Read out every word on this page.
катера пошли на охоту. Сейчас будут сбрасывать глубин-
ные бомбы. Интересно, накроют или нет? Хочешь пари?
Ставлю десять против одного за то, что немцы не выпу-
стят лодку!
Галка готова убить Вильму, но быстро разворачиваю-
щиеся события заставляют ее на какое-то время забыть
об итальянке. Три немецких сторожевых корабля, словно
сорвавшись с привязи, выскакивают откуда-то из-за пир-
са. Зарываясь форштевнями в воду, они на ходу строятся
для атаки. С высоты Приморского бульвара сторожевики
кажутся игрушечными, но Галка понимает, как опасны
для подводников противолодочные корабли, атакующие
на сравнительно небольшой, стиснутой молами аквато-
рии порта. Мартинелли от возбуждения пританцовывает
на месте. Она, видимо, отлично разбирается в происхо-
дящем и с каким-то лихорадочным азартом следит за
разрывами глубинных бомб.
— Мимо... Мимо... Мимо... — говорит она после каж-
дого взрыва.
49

## WORK INSTRUCTIONS
Search the data for "Галка" and list every line in which it occurs.

## SOLUTION TO THIS EXERCISE
Галка готова убить Вильму, но быстро разворачиваю-
кажутся игрушечными, но Галка понимает, как опасны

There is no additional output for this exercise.